#### Work required:
Copy out all the data, word for word.

#### The input:
— START —

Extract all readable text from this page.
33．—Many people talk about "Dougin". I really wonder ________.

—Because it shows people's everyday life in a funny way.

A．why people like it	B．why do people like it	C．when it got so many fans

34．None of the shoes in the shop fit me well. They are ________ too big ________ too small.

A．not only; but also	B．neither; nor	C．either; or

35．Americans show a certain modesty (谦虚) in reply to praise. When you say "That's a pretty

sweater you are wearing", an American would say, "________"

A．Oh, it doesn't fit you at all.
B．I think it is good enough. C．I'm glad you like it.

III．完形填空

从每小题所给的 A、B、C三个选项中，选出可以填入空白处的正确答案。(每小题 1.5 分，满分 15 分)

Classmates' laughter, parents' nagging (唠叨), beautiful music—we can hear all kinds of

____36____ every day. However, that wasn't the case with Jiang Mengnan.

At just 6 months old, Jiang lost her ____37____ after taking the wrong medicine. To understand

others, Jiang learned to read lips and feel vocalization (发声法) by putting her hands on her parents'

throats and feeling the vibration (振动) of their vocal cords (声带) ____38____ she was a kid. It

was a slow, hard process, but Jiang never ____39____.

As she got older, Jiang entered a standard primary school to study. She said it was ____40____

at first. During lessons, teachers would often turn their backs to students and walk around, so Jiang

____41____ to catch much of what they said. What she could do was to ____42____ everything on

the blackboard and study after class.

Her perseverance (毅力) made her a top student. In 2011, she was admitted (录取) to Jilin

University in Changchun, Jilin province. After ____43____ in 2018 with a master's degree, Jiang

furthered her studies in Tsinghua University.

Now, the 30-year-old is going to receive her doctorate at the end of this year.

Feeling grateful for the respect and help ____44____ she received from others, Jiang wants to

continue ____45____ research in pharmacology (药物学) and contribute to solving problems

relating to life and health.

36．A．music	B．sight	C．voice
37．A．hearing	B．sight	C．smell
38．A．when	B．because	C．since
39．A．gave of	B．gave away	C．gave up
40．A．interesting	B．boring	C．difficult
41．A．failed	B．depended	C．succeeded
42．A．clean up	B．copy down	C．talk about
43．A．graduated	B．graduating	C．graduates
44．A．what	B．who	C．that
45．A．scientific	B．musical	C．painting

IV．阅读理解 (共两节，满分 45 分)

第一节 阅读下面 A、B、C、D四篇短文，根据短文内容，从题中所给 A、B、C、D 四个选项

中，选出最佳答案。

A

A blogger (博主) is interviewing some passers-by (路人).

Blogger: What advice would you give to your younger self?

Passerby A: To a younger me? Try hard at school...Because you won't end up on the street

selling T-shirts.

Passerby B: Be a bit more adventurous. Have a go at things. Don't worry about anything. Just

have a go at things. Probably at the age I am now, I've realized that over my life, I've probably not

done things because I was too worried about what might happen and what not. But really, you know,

— END —

#### Final result:
Extract all readable text from this page.
33．—Many people talk about "Dougin". I really wonder ________.

—Because it shows people's everyday life in a funny way.

A．why people like it	B．why do people like it	C．when it got so many fans

34．None of the shoes in the shop fit me well. They are ________ too big ________ too small.

A．not only; but also	B．neither; nor	C．either; or

35．Americans show a certain modesty (谦虚) in reply to praise. When you say "That's a pretty

sweater you are wearing", an American would say, "________"

A．Oh, it doesn't fit you at all.
B．I think it is good enough. C．I'm glad you like it.

III．完形填空

从每小题所给的 A、B、C三个选项中，选出可以填入空白处的正确答案。(每小题 1.5 分，满分 15 分)

Classmates' laughter, parents' nagging (唠叨), beautiful music—we can hear all kinds of

____36____ every day. However, that wasn't the case with Jiang Mengnan.

At just 6 months old, Jiang lost her ____37____ after taking the wrong medicine. To understand

others, Jiang learned to read lips and feel vocalization (发声法) by putting her hands on her parents'

throats and feeling the vibration (振动) of their vocal cords (声带) ____38____ she was a kid. It

was a slow, hard process, but Jiang never ____39____.

As she got older, Jiang entered a standard primary school to study. She said it was ____40____

at first. During lessons, teachers would often turn their backs to students and walk around, so Jiang

____41____ to catch much of what they said. What she could do was to ____42____ everything on

the blackboard and study after class.

Her perseverance (毅力) made her a top student. In 2011, she was admitted (录取) to Jilin

University in Changchun, Jilin province. After ____43____ in 2018 with a master's degree, Jiang

furthered her studies in Tsinghua University.

Now, the 30-year-old is going to receive her doctorate at the end of this year.

Feeling grateful for the respect and help ____44____ she received from others, Jiang wants to

continue ____45____ research in pharmacology (药物学) and contribute to solving problems

relating to life and health.

36．A．music	B．sight	C．voice
37．A．hearing	B．sight	C．smell
38．A．when	B．because	C．since
39．A．gave of	B．gave away	C．gave up
40．A．interesting	B．boring	C．difficult
41．A．failed	B．depended	C．succeeded
42．A．clean up	B．copy down	C．talk about
43．A．graduated	B．graduating	C．graduates
44．A．what	B．who	C．that
45．A．scientific	B．musical	C．painting

IV．阅读理解 (共两节，满分 45 分)

第一节 阅读下面 A、B、C、D四篇短文，根据短文内容，从题中所给 A、B、C、D 四个选项

中，选出最佳答案。

A

A blogger (博主) is interviewing some passers-by (路人).

Blogger: What advice would you give to your younger self?

Passerby A: To a younger me? Try hard at school...Because you won't end up on the street

selling T-shirts.

Passerby B: Be a bit more adventurous. Have a go at things. Don't worry about anything. Just

have a go at things. Probably at the age I am now, I've realized that over my life, I've probably not

done things because I was too worried about what might happen and what not. But really, you know,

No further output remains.